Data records
——————

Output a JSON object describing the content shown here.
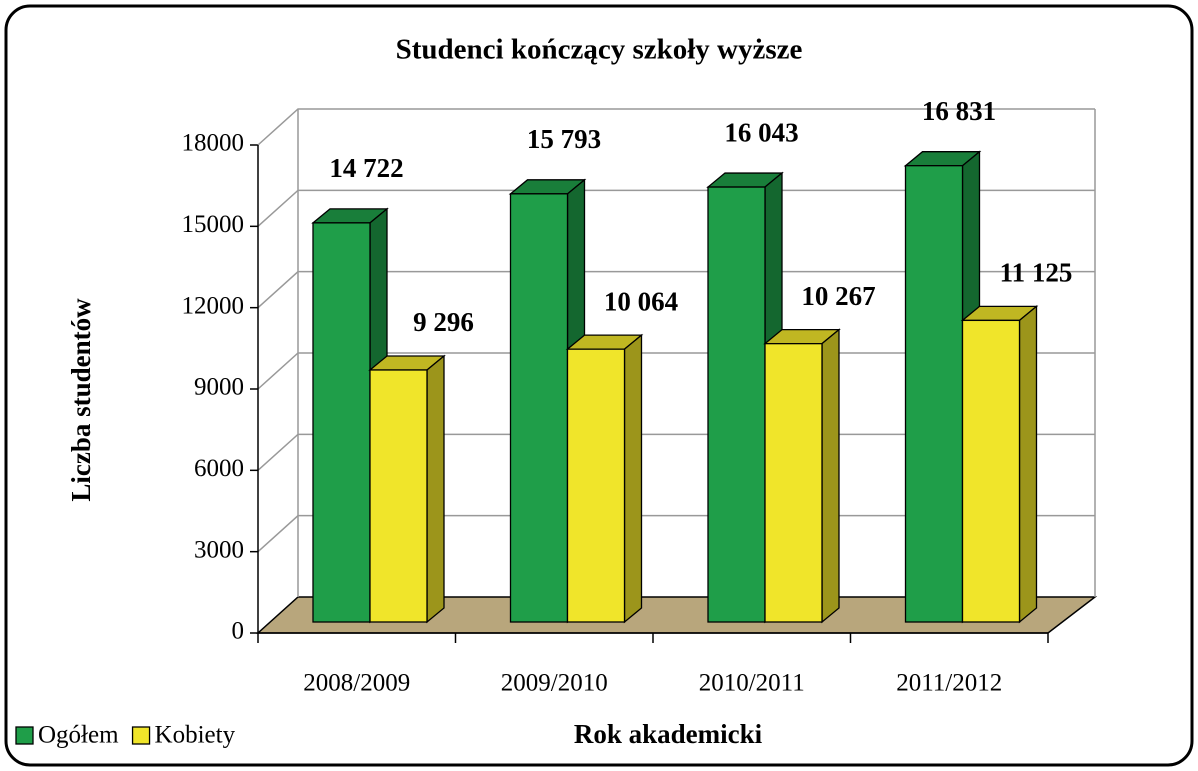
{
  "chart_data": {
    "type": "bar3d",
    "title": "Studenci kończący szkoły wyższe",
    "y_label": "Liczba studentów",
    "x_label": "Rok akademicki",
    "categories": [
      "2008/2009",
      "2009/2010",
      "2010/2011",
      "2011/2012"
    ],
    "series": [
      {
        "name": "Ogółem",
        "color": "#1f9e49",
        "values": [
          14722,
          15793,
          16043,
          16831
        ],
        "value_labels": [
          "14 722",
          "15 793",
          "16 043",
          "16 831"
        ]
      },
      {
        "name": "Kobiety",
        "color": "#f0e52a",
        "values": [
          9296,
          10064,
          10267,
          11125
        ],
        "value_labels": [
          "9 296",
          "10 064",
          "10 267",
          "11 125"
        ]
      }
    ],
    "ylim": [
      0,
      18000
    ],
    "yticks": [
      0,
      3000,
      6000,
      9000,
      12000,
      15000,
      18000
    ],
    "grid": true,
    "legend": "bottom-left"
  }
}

——————

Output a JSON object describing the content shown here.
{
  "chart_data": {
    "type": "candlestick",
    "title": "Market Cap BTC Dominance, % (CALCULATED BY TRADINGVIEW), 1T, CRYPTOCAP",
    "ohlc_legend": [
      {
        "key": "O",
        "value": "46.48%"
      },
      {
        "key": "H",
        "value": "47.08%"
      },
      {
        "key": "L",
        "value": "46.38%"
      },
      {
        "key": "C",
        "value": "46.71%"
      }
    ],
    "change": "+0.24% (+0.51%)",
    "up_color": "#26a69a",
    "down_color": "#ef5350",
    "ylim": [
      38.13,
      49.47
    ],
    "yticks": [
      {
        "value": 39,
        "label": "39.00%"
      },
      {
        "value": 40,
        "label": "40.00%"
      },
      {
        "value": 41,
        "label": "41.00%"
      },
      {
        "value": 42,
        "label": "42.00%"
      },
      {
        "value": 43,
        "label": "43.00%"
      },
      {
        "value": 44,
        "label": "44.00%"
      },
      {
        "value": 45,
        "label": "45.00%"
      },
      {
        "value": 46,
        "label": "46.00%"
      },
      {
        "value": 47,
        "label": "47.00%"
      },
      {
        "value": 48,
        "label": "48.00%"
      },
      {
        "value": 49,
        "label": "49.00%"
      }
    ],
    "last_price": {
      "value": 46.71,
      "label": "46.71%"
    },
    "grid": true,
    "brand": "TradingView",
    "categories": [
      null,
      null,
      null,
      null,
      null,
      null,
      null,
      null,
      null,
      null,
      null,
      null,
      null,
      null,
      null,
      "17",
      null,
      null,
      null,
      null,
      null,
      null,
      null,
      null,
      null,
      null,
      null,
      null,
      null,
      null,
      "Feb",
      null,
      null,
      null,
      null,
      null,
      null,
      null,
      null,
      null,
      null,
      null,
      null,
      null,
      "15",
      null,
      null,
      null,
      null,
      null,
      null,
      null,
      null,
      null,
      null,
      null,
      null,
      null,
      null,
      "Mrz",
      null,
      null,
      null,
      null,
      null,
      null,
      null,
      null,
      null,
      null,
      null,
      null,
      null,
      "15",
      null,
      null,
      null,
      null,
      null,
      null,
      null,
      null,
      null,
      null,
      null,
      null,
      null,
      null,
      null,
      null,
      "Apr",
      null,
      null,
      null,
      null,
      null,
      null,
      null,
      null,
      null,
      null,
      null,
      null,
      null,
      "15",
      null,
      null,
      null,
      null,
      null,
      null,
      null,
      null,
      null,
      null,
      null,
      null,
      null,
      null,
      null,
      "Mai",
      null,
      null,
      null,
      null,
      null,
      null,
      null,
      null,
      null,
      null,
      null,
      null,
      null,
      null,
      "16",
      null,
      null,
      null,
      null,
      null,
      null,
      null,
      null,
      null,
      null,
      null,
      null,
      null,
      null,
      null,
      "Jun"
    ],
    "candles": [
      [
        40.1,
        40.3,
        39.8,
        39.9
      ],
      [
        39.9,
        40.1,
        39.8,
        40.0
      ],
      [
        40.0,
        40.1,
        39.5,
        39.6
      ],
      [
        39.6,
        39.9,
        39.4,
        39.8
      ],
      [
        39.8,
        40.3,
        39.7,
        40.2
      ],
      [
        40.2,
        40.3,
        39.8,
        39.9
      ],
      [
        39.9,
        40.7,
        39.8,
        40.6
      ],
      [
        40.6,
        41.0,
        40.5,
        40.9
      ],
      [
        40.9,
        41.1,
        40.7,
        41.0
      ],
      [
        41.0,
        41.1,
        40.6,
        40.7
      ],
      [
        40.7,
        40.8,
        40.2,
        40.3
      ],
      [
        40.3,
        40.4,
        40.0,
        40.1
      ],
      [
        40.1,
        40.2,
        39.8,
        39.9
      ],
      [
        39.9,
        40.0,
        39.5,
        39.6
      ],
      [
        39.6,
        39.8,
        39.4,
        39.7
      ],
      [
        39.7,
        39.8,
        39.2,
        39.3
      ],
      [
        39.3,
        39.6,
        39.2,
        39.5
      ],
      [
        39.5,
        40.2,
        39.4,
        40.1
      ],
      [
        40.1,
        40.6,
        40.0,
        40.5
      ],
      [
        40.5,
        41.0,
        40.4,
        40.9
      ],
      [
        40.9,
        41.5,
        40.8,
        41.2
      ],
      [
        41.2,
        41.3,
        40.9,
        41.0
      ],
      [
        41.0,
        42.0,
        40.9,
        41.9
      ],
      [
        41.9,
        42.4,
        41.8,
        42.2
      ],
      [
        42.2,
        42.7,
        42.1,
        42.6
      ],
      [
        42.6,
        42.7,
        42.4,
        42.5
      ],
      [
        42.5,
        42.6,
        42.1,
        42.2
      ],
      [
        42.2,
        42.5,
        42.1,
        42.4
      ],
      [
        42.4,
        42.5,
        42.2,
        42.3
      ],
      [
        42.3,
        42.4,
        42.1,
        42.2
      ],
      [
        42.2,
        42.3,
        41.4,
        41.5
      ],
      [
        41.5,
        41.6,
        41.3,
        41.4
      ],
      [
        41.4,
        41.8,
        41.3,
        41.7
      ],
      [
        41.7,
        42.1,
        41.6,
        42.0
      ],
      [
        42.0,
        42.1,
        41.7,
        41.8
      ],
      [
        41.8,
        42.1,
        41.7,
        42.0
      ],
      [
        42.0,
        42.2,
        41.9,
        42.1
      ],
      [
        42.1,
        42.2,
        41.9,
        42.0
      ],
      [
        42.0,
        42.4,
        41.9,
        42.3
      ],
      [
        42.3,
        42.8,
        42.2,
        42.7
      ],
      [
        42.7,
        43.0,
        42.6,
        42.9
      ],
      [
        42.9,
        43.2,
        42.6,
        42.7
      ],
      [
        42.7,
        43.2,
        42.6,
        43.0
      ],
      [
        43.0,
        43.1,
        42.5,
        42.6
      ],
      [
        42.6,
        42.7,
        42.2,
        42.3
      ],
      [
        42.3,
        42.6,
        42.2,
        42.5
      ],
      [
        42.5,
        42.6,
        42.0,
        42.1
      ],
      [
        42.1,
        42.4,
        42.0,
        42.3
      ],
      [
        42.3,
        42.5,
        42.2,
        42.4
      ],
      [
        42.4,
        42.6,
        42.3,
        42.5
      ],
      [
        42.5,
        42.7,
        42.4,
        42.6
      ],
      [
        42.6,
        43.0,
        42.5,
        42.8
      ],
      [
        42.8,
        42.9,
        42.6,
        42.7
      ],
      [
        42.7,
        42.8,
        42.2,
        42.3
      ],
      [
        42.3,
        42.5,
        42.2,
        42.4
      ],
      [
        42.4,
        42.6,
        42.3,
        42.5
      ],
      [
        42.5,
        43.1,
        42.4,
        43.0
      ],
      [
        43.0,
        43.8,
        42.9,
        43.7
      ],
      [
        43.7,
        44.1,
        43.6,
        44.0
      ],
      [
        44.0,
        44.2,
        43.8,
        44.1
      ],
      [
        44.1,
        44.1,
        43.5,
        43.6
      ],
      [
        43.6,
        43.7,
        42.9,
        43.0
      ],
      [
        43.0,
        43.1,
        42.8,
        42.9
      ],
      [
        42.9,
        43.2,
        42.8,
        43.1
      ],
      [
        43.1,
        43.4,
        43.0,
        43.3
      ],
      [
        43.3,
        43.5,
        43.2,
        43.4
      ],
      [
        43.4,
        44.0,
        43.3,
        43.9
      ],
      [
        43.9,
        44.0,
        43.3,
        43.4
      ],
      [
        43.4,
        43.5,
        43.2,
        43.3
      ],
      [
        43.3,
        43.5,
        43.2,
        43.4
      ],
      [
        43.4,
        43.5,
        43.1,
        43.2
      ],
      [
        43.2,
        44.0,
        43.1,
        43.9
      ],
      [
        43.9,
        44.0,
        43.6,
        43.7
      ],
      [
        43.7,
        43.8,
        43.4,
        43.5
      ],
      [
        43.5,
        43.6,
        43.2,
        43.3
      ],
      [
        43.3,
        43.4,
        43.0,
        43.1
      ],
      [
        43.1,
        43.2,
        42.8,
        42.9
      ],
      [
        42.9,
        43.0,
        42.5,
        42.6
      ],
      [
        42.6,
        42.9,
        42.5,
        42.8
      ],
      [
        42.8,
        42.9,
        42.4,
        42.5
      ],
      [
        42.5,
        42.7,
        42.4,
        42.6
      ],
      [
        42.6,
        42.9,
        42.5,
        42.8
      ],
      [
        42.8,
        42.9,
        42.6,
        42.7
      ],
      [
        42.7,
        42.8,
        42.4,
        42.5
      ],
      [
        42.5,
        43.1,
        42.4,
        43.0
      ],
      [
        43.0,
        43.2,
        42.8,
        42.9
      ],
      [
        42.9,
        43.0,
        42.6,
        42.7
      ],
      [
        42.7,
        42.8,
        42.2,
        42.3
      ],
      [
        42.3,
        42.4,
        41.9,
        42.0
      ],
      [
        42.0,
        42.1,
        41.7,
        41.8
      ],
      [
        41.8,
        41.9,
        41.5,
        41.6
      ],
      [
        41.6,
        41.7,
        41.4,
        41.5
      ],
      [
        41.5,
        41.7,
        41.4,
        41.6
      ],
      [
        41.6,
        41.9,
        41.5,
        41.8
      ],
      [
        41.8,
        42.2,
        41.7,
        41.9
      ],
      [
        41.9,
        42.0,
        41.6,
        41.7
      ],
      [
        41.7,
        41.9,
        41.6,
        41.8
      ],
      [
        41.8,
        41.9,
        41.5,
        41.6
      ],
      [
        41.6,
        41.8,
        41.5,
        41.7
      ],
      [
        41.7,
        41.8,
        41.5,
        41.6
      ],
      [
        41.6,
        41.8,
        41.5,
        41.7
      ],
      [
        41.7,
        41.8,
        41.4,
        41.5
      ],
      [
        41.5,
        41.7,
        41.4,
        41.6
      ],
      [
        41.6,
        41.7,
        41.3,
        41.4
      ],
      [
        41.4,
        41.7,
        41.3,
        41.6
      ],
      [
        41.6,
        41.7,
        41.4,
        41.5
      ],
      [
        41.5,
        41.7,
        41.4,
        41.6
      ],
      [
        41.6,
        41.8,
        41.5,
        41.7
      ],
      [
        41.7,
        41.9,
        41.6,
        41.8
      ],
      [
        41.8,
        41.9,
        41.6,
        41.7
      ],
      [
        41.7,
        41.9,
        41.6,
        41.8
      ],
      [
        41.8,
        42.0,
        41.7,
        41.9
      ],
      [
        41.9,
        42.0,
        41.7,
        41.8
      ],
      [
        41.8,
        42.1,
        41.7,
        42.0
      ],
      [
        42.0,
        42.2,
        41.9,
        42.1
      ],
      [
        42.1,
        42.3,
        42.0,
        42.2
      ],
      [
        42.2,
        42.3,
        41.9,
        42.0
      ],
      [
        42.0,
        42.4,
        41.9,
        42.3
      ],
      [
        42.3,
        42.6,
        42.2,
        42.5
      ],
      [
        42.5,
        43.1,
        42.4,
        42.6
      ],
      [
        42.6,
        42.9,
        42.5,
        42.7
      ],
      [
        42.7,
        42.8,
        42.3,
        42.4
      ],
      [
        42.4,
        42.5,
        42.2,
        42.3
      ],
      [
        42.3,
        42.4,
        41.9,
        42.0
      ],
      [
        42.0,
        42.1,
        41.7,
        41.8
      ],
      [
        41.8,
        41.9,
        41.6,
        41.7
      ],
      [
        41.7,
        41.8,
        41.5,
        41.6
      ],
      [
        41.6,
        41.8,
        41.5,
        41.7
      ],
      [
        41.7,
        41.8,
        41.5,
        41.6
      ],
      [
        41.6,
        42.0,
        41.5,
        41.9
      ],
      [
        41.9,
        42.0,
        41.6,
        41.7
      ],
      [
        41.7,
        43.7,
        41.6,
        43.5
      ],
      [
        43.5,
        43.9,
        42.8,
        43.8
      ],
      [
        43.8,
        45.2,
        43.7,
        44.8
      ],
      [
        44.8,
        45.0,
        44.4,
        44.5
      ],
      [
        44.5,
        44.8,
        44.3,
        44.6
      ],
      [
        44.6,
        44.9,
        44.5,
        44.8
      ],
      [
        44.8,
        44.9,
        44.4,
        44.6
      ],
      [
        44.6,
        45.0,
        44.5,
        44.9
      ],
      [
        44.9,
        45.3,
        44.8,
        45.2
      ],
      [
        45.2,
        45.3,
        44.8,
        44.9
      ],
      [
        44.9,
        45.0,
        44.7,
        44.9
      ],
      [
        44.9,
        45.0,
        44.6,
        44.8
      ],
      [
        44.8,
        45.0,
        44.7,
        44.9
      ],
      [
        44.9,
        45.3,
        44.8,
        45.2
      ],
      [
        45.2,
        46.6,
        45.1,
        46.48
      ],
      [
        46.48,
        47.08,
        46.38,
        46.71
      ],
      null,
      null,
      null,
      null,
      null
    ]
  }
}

——————

Report how many lines of the listing hold the string "title", giving only the number.

2